(Entries from a visual dataset)
________________________

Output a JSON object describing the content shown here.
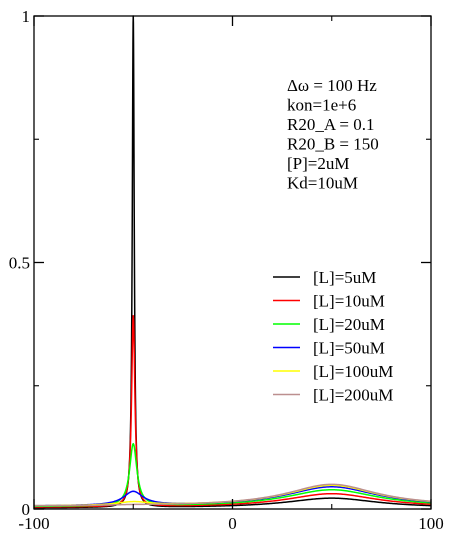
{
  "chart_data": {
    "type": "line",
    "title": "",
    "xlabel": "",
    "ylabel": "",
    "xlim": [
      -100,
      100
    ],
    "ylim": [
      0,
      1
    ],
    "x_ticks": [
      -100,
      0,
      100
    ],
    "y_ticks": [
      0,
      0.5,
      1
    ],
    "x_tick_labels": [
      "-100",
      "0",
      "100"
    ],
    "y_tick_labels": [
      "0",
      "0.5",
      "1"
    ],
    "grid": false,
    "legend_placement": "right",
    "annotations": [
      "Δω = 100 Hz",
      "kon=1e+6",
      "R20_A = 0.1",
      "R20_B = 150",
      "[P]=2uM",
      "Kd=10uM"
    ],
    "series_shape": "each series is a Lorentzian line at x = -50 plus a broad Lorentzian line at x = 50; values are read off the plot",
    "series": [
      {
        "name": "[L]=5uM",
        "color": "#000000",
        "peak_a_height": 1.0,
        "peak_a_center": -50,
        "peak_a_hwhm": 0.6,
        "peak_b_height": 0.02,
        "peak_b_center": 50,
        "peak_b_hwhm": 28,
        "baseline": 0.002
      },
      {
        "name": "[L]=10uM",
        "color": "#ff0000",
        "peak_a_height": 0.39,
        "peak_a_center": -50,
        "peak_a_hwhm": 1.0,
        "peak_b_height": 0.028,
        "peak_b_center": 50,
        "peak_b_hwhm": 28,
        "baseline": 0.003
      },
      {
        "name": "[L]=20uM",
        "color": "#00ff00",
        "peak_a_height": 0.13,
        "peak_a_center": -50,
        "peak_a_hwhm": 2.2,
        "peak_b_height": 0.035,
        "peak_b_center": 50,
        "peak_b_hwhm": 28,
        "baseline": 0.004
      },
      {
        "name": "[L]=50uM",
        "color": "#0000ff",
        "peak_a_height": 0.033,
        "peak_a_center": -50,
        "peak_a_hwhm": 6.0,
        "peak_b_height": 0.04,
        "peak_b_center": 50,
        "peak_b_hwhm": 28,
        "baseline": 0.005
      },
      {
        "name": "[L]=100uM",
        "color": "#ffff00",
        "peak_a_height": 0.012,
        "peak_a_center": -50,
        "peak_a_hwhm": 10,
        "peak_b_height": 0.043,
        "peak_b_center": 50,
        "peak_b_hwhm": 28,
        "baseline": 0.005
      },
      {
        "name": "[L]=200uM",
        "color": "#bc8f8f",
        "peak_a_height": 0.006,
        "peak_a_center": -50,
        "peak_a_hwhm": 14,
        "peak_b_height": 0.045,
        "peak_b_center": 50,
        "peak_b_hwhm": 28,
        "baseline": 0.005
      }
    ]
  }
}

________________________

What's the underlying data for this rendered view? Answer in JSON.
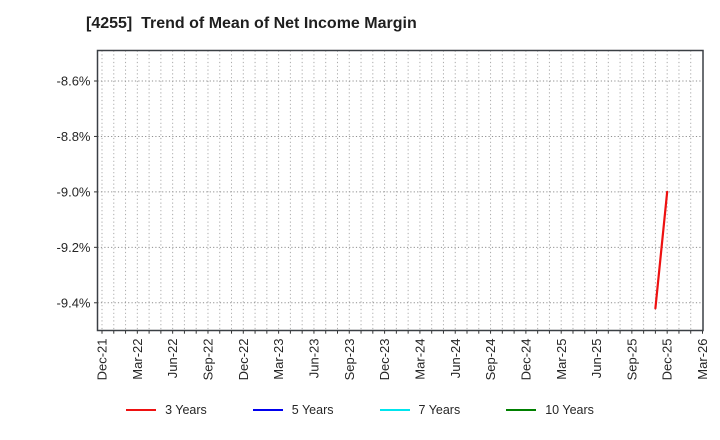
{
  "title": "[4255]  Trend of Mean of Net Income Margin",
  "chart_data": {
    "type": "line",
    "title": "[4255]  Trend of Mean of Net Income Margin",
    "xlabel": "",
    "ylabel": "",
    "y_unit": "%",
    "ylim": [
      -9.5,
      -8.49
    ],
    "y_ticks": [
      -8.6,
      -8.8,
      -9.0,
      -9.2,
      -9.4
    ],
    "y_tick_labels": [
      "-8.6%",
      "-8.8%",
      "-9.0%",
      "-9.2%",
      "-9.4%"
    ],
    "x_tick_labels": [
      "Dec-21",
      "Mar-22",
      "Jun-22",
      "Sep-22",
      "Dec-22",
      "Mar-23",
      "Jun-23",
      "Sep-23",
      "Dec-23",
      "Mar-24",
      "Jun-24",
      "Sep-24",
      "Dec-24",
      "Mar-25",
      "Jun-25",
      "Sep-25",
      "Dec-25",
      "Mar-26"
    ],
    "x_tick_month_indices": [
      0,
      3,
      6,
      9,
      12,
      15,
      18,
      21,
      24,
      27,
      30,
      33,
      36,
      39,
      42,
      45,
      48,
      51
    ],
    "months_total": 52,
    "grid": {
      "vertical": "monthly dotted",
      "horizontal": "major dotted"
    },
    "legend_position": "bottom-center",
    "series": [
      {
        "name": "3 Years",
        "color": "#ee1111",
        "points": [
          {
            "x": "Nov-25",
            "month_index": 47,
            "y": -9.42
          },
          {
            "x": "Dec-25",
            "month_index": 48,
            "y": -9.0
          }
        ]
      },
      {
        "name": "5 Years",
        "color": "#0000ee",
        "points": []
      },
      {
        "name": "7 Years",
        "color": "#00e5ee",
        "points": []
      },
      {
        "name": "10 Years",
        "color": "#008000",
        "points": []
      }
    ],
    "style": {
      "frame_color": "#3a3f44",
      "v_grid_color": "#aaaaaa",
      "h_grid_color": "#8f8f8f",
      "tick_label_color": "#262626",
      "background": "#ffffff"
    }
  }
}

________________________

◆ **STATED GOAL**: Each line in the entries above that includes the string "JSON" should be extracted.

◆ **OUTPUT OF THE TASK**:
Output a JSON object describing the content shown here.
What's the underlying data for this rendered view? Answer in JSON.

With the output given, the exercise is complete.